(Figure content listings)
....

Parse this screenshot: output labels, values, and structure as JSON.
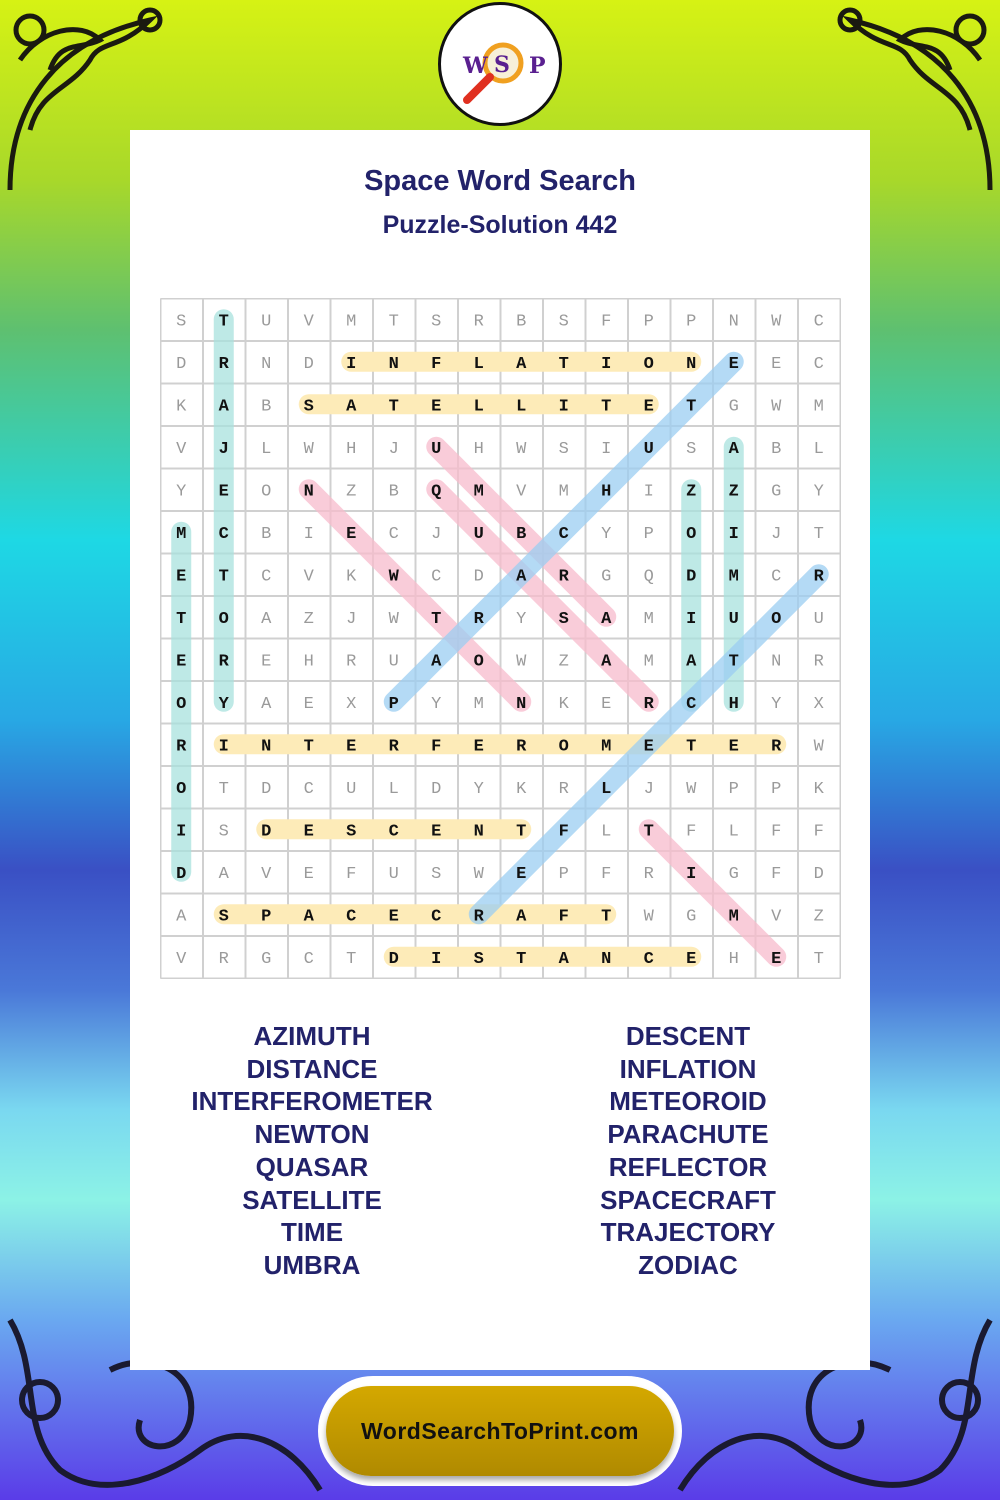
{
  "header": {
    "title": "Space Word Search",
    "subtitle": "Puzzle-Solution 442"
  },
  "logo": {
    "letters": [
      "W",
      "S",
      "P"
    ],
    "icon": "magnifier-icon"
  },
  "footer": {
    "site": "WordSearchToPrint.com"
  },
  "colors": {
    "title": "#22226a",
    "yellow": "#fdebb8",
    "teal": "#a9e2de",
    "pink": "#f8bccd",
    "blue": "#9ccef2",
    "pill": "#c49c00"
  },
  "grid": [
    "STUVMTSRBSFPPNWC",
    "DRNDINFLATIONEEC",
    "KABSATELLITETGWM",
    "VJLWHJUHWSIUSABL",
    "YEONZBQMVMHIZZGY",
    "MCBIECJUBCYPOIJT",
    "ETCVKWCDARGQDMCR",
    "TOAZJWTRYSAMIUOU",
    "EREHRUAOWZAMATNR",
    "OYAEXPYMNKERCHYX",
    "RINTERFEROMETERW",
    "OTDCULDYKRLJWPPK",
    "ISDESCENTFLTFLFF",
    "DAVEFUSWEPFRIGFD",
    "ASPACECRAFTWGMVZ",
    "VRGCTDISTANCEHET"
  ],
  "highlights": [
    {
      "word": "INFLATION",
      "from": [
        1,
        4
      ],
      "to": [
        1,
        12
      ],
      "color": "yellow"
    },
    {
      "word": "SATELLITE",
      "from": [
        2,
        3
      ],
      "to": [
        2,
        11
      ],
      "color": "yellow"
    },
    {
      "word": "INTERFEROMETER",
      "from": [
        10,
        1
      ],
      "to": [
        10,
        14
      ],
      "color": "yellow"
    },
    {
      "word": "DESCENT",
      "from": [
        12,
        2
      ],
      "to": [
        12,
        8
      ],
      "color": "yellow"
    },
    {
      "word": "SPACECRAFT",
      "from": [
        14,
        1
      ],
      "to": [
        14,
        10
      ],
      "color": "yellow"
    },
    {
      "word": "DISTANCE",
      "from": [
        15,
        5
      ],
      "to": [
        15,
        12
      ],
      "color": "yellow"
    },
    {
      "word": "TRAJECTORY",
      "from": [
        0,
        1
      ],
      "to": [
        9,
        1
      ],
      "color": "teal"
    },
    {
      "word": "METEOROID",
      "from": [
        5,
        0
      ],
      "to": [
        13,
        0
      ],
      "color": "teal"
    },
    {
      "word": "ZODIAC",
      "from": [
        4,
        12
      ],
      "to": [
        9,
        12
      ],
      "color": "teal"
    },
    {
      "word": "AZIMUTH",
      "from": [
        3,
        13
      ],
      "to": [
        9,
        13
      ],
      "color": "teal"
    },
    {
      "word": "NEWTON",
      "from": [
        4,
        3
      ],
      "to": [
        9,
        8
      ],
      "color": "pink"
    },
    {
      "word": "QUASAR",
      "from": [
        4,
        6
      ],
      "to": [
        9,
        11
      ],
      "color": "pink"
    },
    {
      "word": "UMBRA",
      "from": [
        3,
        6
      ],
      "to": [
        7,
        10
      ],
      "color": "pink"
    },
    {
      "word": "TIME",
      "from": [
        12,
        11
      ],
      "to": [
        15,
        14
      ],
      "color": "pink"
    },
    {
      "word": "PARACHUTE",
      "from": [
        9,
        5
      ],
      "to": [
        1,
        13
      ],
      "color": "blue"
    },
    {
      "word": "REFLECTOR",
      "from": [
        6,
        15
      ],
      "to": [
        14,
        7
      ],
      "color": "blue"
    }
  ],
  "word_list": {
    "left": [
      "AZIMUTH",
      "DISTANCE",
      "INTERFEROMETER",
      "NEWTON",
      "QUASAR",
      "SATELLITE",
      "TIME",
      "UMBRA"
    ],
    "right": [
      "DESCENT",
      "INFLATION",
      "METEOROID",
      "PARACHUTE",
      "REFLECTOR",
      "SPACECRAFT",
      "TRAJECTORY",
      "ZODIAC"
    ]
  }
}
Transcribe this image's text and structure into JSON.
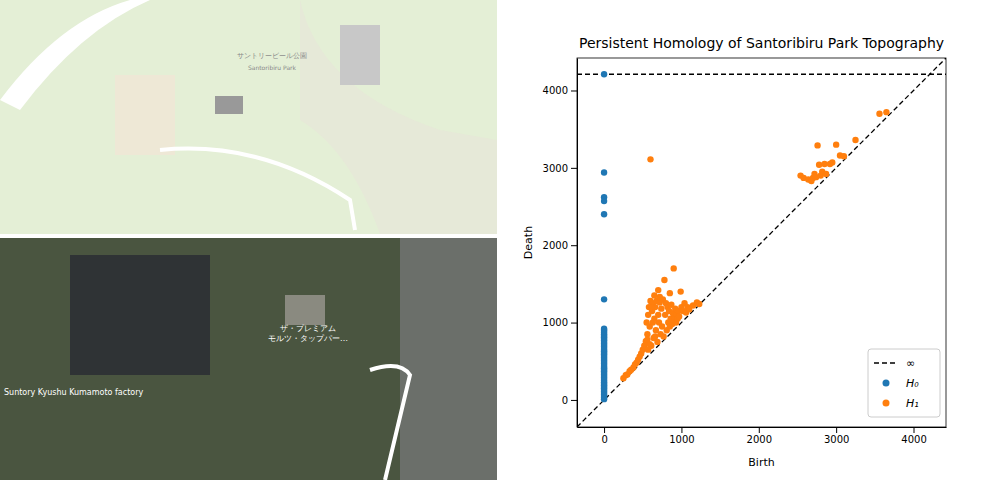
{
  "chart_data": {
    "type": "scatter",
    "title": "Persistent Homology of Santoribiru Park Topography",
    "x_label": "Birth",
    "y_label": "Death",
    "xlim": [
      -350,
      4420
    ],
    "ylim": [
      -350,
      4420
    ],
    "xticks": [
      0,
      1000,
      2000,
      3000,
      4000
    ],
    "yticks": [
      0,
      1000,
      2000,
      3000,
      4000
    ],
    "legend": "lower right",
    "series": [
      {
        "name": "∞",
        "type": "hline",
        "line_style": "dashed",
        "color": "#000000",
        "values": [
          4210
        ]
      },
      {
        "name": "H₀",
        "type": "scatter",
        "color": "#1f77b4",
        "x": [
          0,
          0,
          0,
          0,
          0,
          0,
          0,
          0,
          0,
          0,
          0,
          0,
          0,
          0,
          0,
          0,
          0,
          0,
          0,
          0,
          0,
          0,
          0,
          0,
          0,
          0,
          0,
          0,
          0,
          0,
          0,
          0,
          0,
          0,
          0,
          0,
          0,
          0,
          0,
          0,
          0,
          0,
          0,
          0,
          0,
          0,
          0,
          0,
          0,
          0,
          0,
          0,
          0
        ],
        "values": [
          4210,
          2940,
          2620,
          2570,
          2400,
          1300,
          920,
          905,
          890,
          870,
          850,
          830,
          810,
          790,
          770,
          750,
          730,
          710,
          690,
          670,
          650,
          630,
          610,
          590,
          570,
          550,
          530,
          510,
          490,
          470,
          450,
          430,
          410,
          390,
          370,
          350,
          330,
          310,
          290,
          270,
          250,
          230,
          210,
          190,
          170,
          150,
          130,
          110,
          90,
          70,
          50,
          30,
          10
        ]
      },
      {
        "name": "H₁",
        "type": "scatter",
        "color": "#ff7f0e",
        "x": [
          250,
          280,
          300,
          330,
          350,
          380,
          400,
          420,
          440,
          460,
          480,
          500,
          520,
          540,
          550,
          560,
          570,
          580,
          590,
          600,
          610,
          620,
          630,
          640,
          650,
          660,
          670,
          680,
          690,
          700,
          710,
          720,
          730,
          740,
          750,
          760,
          770,
          780,
          790,
          800,
          810,
          820,
          830,
          840,
          850,
          860,
          870,
          880,
          890,
          900,
          910,
          920,
          930,
          940,
          950,
          960,
          970,
          990,
          1000,
          1020,
          1040,
          1060,
          1080,
          1100,
          1150,
          1200,
          1230,
          600,
          700,
          850,
          650,
          720,
          610,
          630,
          560,
          590,
          570,
          660,
          2540,
          2580,
          2640,
          2680,
          2700,
          2720,
          2740,
          2760,
          2780,
          2800,
          2820,
          2850,
          2870,
          2920,
          2950,
          3000,
          3050,
          3100,
          3250,
          3560,
          3650
        ],
        "values": [
          280,
          320,
          330,
          370,
          390,
          420,
          460,
          480,
          520,
          560,
          600,
          650,
          700,
          760,
          1000,
          850,
          1100,
          1200,
          950,
          1280,
          700,
          1150,
          1250,
          800,
          1050,
          1200,
          900,
          1280,
          750,
          1100,
          1000,
          1260,
          850,
          1180,
          950,
          1300,
          820,
          1550,
          1100,
          1250,
          900,
          1200,
          1000,
          1150,
          950,
          1050,
          1230,
          980,
          1120,
          1700,
          1050,
          1180,
          1000,
          1100,
          1050,
          1150,
          1080,
          1400,
          1200,
          1150,
          1250,
          1130,
          1200,
          1170,
          1220,
          1260,
          1240,
          3110,
          1420,
          1380,
          1350,
          1330,
          1200,
          1000,
          780,
          720,
          650,
          820,
          2900,
          2870,
          2850,
          2830,
          2870,
          2920,
          2880,
          3290,
          3040,
          2900,
          2950,
          3050,
          2920,
          3050,
          3070,
          3300,
          3160,
          3150,
          3360,
          3700,
          3720
        ]
      }
    ]
  },
  "maps": {
    "street": {
      "labels": [
        "サントリービール公園",
        "Santoribiru Park"
      ]
    },
    "satellite": {
      "labels": [
        "ザ・プレミアム",
        "モルツ・タップパー…",
        "Suntory Kyushu Kumamoto factory"
      ]
    }
  }
}
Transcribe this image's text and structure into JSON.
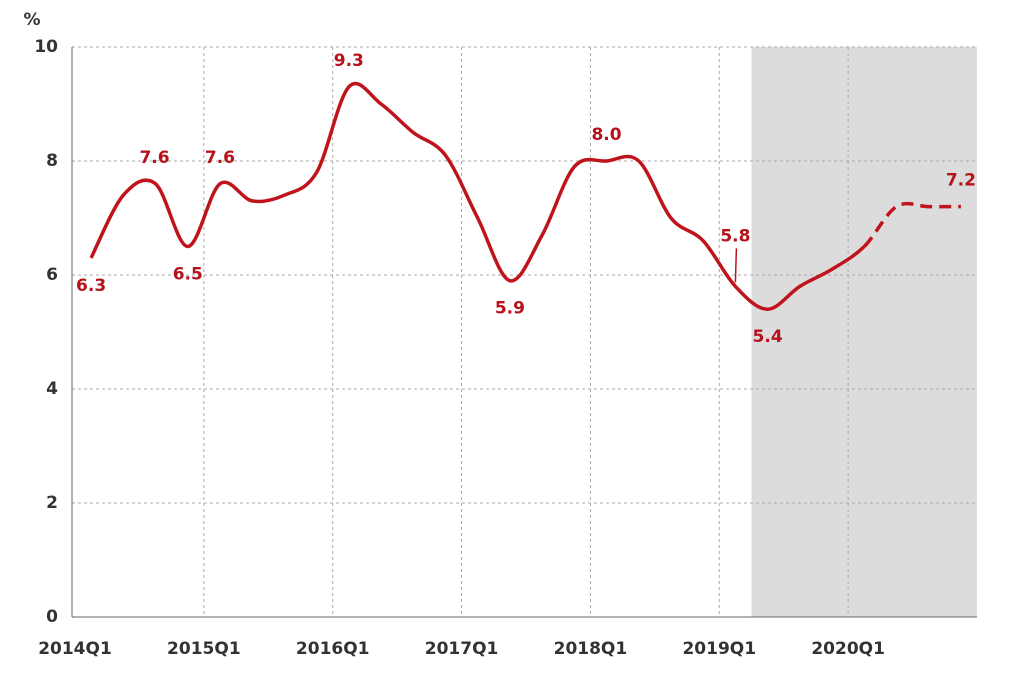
{
  "chart_data": {
    "type": "line",
    "y_unit": "%",
    "categories": [
      "2014Q1",
      null,
      null,
      null,
      "2015Q1",
      null,
      null,
      null,
      "2016Q1",
      null,
      null,
      null,
      "2017Q1",
      null,
      null,
      null,
      "2018Q1",
      null,
      null,
      null,
      "2019Q1",
      null,
      null,
      null,
      "2020Q1",
      null,
      null,
      null
    ],
    "values": [
      6.3,
      7.4,
      7.6,
      6.5,
      7.6,
      7.3,
      7.4,
      7.8,
      9.3,
      9.0,
      8.5,
      8.1,
      7.0,
      5.9,
      6.7,
      7.9,
      8.0,
      8.0,
      7.0,
      6.6,
      5.8,
      5.4,
      5.8,
      6.1,
      6.5,
      7.2,
      7.2,
      7.2
    ],
    "value_labels": [
      "6.3",
      null,
      "7.6",
      "6.5",
      "7.6",
      null,
      null,
      null,
      "9.3",
      null,
      null,
      null,
      null,
      "5.9",
      null,
      null,
      "8.0",
      null,
      null,
      null,
      "5.8",
      "5.4",
      null,
      null,
      null,
      null,
      null,
      "7.2"
    ],
    "color": "#c0141c",
    "dashed_from": 24,
    "shaded_from": 21,
    "shade_color": "#dcdcdc",
    "ylim": [
      0,
      10
    ],
    "yticks": [
      0,
      2,
      4,
      6,
      8,
      10
    ],
    "grid": true
  }
}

....

What the task requires: In the entries above, some lines may contain the string "Santoribiru"; report how many, without additional comment.

Solution: 2